··· RECORDS TO USE ···

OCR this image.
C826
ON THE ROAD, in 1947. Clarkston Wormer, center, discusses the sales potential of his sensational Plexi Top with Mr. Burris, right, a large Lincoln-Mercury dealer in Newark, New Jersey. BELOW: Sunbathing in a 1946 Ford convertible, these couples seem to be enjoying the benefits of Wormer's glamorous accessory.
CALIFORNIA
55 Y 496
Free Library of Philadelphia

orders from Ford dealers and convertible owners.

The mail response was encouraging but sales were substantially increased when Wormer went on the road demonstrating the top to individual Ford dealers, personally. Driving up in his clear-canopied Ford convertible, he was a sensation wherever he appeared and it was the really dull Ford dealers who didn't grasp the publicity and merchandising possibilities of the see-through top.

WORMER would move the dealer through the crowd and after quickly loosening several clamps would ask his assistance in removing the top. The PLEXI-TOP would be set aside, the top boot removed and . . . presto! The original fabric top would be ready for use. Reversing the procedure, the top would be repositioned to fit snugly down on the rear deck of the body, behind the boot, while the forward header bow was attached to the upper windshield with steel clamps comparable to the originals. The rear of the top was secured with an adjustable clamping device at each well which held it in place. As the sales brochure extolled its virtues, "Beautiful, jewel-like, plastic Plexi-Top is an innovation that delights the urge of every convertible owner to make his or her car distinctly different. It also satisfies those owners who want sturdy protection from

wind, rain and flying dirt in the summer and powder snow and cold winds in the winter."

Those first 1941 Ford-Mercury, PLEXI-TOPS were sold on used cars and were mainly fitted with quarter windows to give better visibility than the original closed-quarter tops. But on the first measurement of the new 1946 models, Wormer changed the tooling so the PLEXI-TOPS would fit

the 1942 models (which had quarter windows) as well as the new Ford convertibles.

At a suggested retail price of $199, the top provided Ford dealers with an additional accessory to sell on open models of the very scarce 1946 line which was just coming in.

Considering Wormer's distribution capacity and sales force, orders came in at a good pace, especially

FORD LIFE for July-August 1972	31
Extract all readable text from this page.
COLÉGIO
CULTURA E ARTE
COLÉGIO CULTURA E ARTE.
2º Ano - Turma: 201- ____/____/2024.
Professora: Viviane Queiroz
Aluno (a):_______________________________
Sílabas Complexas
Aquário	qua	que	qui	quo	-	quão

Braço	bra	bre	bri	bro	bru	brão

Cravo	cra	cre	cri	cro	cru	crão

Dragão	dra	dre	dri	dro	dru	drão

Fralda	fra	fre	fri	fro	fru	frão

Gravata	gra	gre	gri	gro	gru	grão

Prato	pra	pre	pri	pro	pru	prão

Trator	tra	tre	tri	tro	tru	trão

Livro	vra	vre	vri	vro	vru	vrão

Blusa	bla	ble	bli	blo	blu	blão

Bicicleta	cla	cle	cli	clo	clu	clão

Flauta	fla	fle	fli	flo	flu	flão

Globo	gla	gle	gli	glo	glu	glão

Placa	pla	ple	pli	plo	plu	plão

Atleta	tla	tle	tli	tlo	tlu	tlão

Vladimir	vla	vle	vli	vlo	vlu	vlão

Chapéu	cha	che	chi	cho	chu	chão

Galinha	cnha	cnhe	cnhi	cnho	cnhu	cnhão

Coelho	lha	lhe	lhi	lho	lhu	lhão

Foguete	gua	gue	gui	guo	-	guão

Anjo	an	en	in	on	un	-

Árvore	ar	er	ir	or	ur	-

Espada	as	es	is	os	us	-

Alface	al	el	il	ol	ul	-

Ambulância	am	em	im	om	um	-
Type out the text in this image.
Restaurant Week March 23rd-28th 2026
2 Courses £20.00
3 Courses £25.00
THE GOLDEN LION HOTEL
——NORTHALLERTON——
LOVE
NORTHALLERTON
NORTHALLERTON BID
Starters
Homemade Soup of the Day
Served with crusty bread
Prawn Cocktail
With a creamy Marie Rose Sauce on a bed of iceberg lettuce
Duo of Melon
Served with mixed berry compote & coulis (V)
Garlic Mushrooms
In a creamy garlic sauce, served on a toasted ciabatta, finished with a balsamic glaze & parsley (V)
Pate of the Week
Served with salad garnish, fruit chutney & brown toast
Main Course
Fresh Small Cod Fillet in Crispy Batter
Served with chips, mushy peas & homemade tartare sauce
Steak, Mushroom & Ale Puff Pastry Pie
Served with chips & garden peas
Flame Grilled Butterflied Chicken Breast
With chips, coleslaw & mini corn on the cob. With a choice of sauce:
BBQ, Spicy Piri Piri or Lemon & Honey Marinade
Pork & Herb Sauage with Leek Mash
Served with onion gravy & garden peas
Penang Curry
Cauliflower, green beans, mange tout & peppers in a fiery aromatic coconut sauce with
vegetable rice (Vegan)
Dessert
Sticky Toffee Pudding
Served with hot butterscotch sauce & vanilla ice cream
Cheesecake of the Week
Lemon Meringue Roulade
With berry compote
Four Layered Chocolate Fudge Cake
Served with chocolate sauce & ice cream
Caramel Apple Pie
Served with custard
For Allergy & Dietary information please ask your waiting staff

···

INSTRUCTION: Scan the data above; copy every line where "berry" appears.

EXERCISE OUTPUT:
Served with mixed berry compote & coulis (V)
With berry compote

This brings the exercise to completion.